→ **GIVEN REQUEST**
How many lines of the entries below include the word "n耐性率"? Answer with the number alone.

→ **Items from a figure collection**
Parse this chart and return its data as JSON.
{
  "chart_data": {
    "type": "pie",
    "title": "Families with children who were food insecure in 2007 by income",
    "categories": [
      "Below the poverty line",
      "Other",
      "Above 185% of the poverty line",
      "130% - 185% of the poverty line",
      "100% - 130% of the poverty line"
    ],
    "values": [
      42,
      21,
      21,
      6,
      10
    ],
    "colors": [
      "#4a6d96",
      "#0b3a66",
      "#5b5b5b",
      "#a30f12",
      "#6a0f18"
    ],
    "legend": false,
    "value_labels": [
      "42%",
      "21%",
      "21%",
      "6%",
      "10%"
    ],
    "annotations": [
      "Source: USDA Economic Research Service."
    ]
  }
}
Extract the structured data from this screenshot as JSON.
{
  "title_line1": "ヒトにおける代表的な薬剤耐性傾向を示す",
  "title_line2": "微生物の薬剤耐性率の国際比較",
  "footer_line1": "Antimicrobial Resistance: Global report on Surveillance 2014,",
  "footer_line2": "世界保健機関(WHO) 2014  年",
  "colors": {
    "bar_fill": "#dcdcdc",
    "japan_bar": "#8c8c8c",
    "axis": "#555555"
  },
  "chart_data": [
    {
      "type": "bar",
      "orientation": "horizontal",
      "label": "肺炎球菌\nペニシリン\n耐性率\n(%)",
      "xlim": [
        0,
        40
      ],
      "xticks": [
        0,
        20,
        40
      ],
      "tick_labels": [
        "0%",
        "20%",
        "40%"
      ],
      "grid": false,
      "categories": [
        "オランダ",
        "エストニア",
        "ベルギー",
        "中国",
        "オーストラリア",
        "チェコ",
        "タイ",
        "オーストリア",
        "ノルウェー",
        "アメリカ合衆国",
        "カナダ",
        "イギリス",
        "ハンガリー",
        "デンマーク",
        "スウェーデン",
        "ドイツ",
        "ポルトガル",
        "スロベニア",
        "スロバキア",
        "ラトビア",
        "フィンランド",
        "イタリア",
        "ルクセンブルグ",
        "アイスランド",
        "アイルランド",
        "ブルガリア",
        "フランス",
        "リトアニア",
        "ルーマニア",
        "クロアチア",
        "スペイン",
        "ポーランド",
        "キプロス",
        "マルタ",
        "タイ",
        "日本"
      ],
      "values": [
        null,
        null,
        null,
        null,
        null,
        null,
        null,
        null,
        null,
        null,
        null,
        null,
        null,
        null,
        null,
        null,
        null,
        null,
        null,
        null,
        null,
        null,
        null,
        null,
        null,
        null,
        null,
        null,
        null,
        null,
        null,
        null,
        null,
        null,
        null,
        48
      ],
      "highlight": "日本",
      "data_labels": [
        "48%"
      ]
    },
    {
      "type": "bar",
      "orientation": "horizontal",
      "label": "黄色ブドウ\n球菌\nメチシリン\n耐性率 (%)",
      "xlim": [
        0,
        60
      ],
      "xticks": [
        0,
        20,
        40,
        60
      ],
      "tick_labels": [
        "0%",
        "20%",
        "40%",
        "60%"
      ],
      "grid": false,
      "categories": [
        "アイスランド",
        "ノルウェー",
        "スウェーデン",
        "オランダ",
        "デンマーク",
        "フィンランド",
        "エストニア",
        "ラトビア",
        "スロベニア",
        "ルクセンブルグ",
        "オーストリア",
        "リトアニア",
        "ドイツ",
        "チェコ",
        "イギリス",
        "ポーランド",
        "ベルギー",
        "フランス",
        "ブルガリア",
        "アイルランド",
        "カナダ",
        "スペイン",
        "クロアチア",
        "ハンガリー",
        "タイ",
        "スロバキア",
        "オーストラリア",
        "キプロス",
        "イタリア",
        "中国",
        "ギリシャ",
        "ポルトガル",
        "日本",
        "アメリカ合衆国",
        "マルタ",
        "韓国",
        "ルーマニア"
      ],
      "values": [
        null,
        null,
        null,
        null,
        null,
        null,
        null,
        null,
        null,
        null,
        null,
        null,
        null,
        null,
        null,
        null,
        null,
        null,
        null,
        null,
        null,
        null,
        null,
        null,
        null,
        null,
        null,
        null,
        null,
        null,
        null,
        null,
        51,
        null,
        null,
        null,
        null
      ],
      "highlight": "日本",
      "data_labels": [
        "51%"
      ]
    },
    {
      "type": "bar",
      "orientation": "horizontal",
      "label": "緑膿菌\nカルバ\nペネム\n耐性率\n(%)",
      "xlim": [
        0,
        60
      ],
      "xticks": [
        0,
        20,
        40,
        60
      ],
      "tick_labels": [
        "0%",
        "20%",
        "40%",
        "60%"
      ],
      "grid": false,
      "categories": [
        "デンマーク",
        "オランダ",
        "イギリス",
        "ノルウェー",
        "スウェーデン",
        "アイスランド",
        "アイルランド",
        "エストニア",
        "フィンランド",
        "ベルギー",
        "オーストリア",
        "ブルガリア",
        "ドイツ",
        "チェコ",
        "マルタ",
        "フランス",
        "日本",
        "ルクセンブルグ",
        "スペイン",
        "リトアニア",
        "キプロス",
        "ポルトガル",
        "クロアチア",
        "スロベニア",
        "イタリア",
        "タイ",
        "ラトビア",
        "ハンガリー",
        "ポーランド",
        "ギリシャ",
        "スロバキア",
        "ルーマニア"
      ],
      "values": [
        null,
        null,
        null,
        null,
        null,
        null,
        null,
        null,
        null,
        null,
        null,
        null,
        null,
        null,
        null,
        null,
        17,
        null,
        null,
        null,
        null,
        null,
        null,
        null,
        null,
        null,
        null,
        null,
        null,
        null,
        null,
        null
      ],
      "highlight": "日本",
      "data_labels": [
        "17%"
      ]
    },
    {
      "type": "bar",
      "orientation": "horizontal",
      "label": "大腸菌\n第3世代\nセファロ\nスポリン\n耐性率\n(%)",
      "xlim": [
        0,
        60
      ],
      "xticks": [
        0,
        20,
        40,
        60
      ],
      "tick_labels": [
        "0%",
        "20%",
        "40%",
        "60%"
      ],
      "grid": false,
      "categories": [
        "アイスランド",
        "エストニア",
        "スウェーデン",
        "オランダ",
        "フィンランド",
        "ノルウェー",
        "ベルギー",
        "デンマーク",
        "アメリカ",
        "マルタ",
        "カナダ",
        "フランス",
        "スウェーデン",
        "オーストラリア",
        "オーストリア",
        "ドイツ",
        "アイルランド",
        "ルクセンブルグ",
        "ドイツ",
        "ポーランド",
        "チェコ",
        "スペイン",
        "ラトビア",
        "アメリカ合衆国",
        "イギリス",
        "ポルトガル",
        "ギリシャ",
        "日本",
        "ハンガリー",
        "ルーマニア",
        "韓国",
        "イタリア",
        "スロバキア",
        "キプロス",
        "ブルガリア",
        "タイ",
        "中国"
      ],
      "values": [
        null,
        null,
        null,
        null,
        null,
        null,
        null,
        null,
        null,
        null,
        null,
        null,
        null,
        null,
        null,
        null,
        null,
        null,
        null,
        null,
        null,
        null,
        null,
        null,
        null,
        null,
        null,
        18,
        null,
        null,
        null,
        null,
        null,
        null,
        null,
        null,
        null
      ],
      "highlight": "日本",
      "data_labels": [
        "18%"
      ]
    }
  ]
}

→ **ANSWER TO THE PROBLEM**
4